"""

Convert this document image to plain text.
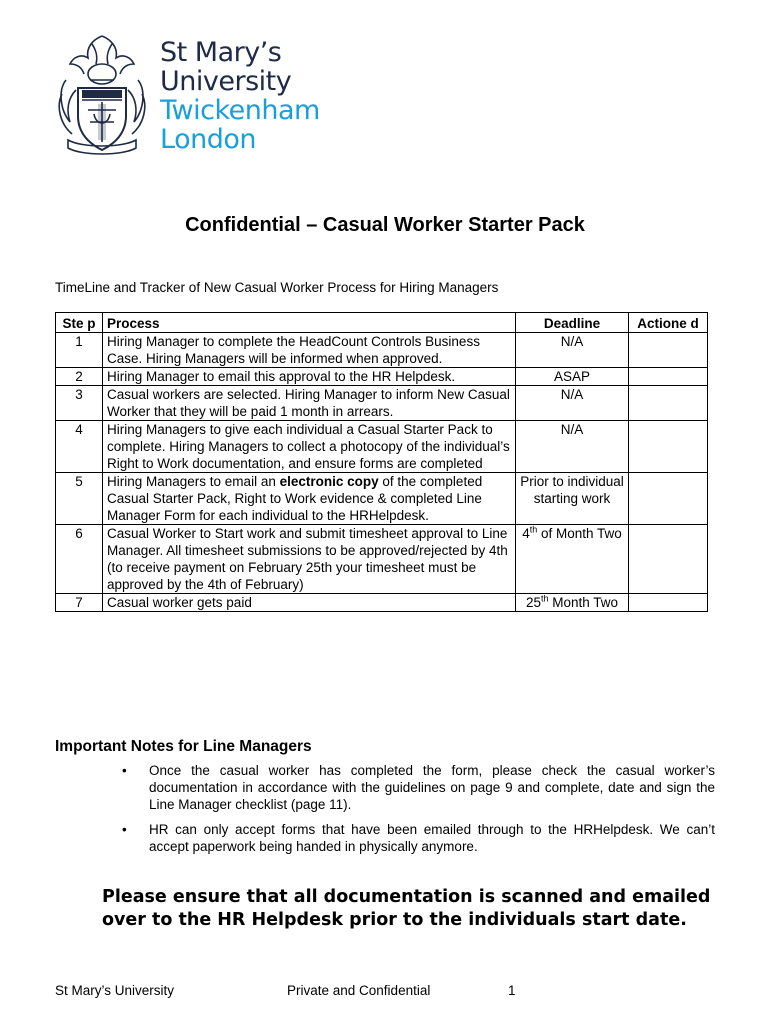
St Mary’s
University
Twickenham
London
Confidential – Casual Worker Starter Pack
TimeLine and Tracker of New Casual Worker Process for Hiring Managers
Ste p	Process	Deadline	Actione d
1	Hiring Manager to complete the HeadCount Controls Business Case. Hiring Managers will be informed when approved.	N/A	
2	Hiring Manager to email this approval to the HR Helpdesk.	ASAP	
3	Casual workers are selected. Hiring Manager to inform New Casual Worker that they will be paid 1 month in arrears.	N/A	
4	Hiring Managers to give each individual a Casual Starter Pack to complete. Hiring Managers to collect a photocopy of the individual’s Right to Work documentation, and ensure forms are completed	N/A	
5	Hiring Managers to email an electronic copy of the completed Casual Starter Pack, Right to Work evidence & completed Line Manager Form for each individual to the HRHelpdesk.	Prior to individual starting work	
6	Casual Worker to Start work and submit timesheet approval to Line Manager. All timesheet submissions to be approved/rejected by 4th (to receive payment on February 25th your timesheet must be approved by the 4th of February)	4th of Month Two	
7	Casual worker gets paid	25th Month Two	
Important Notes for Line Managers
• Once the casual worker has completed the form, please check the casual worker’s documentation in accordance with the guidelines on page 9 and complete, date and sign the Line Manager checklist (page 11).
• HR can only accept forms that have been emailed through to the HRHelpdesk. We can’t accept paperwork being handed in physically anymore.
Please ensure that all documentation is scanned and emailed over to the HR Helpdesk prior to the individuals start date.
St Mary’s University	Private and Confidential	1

"""
"""

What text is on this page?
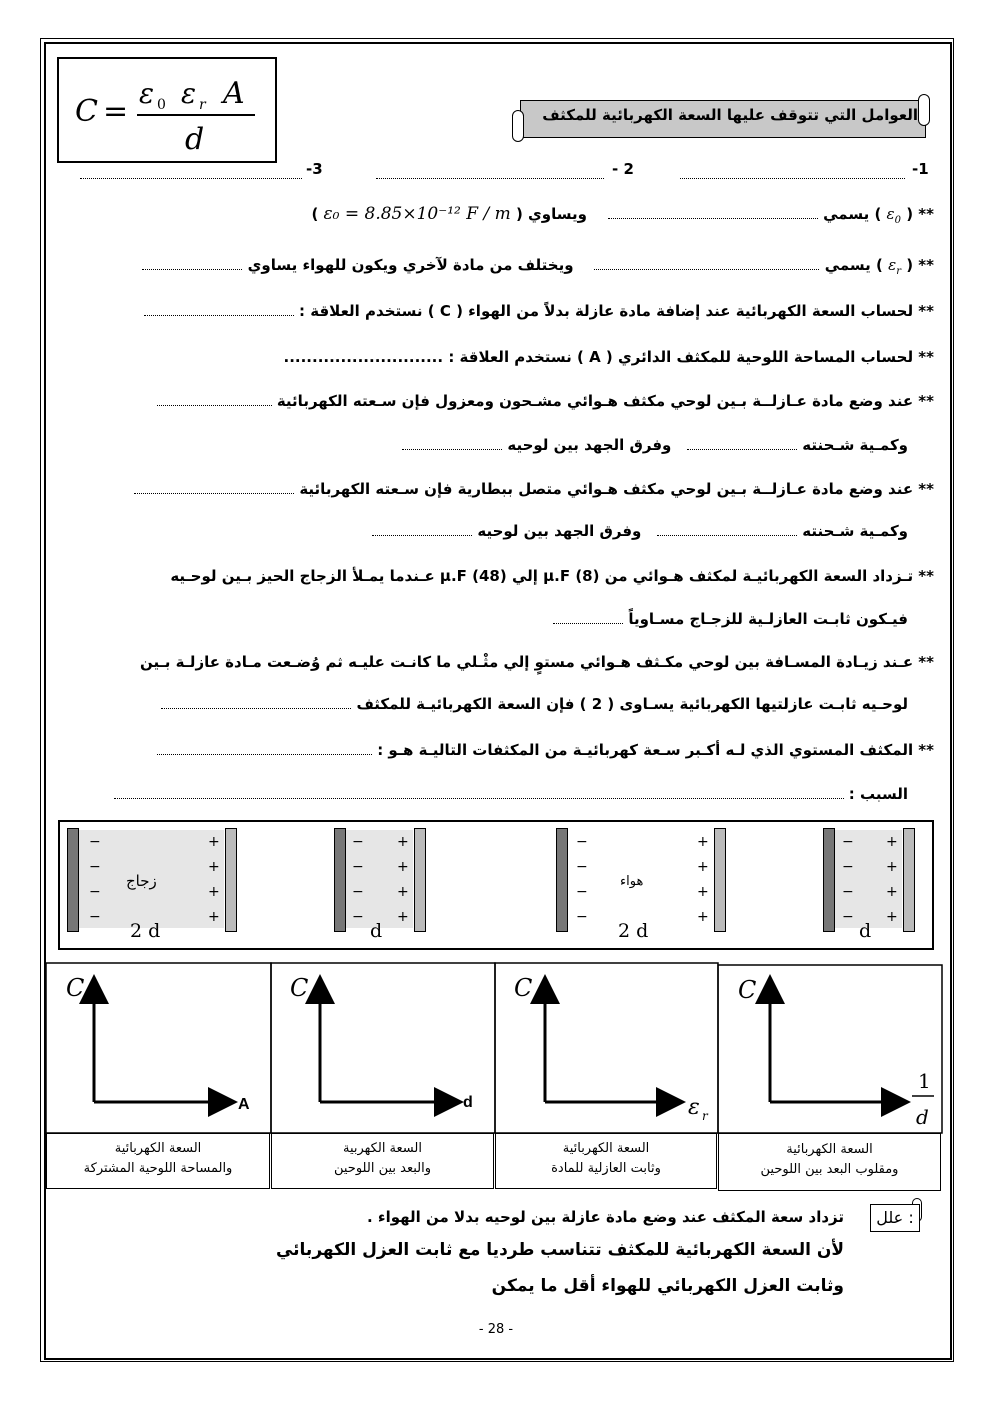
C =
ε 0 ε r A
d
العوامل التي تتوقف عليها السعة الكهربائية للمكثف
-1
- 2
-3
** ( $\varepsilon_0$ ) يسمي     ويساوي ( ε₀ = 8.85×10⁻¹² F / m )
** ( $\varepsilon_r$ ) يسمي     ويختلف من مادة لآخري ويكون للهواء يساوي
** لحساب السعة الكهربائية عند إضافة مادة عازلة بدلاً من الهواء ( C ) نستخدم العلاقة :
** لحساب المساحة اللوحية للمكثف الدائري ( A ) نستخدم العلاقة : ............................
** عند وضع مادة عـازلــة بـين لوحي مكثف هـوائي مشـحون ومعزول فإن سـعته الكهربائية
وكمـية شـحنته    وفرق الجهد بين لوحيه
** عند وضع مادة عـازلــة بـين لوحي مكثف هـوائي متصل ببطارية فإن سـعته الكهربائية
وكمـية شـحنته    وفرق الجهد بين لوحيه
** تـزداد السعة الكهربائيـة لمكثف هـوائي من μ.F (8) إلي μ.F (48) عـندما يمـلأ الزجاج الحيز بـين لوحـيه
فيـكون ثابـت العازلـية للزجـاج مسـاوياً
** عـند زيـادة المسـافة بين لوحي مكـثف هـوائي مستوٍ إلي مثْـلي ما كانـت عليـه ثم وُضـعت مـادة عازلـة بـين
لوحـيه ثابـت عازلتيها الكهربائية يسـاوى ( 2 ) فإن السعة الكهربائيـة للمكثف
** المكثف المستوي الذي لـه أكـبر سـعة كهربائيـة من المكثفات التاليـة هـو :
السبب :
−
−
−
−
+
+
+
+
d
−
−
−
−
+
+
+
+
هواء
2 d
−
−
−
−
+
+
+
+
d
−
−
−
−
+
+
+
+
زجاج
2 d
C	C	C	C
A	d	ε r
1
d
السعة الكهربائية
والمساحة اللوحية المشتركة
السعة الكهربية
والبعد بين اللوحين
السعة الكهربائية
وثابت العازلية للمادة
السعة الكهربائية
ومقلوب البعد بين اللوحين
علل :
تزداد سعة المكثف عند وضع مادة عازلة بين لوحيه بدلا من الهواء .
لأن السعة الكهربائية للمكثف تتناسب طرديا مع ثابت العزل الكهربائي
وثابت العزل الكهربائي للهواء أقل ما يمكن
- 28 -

"""

#### Aim:
In the entries above, identify every line with the string "وثابت".

#### Exercise answer:
وثابت العازلية للمادة
وثابت العزل الكهربائي للهواء أقل ما يمكن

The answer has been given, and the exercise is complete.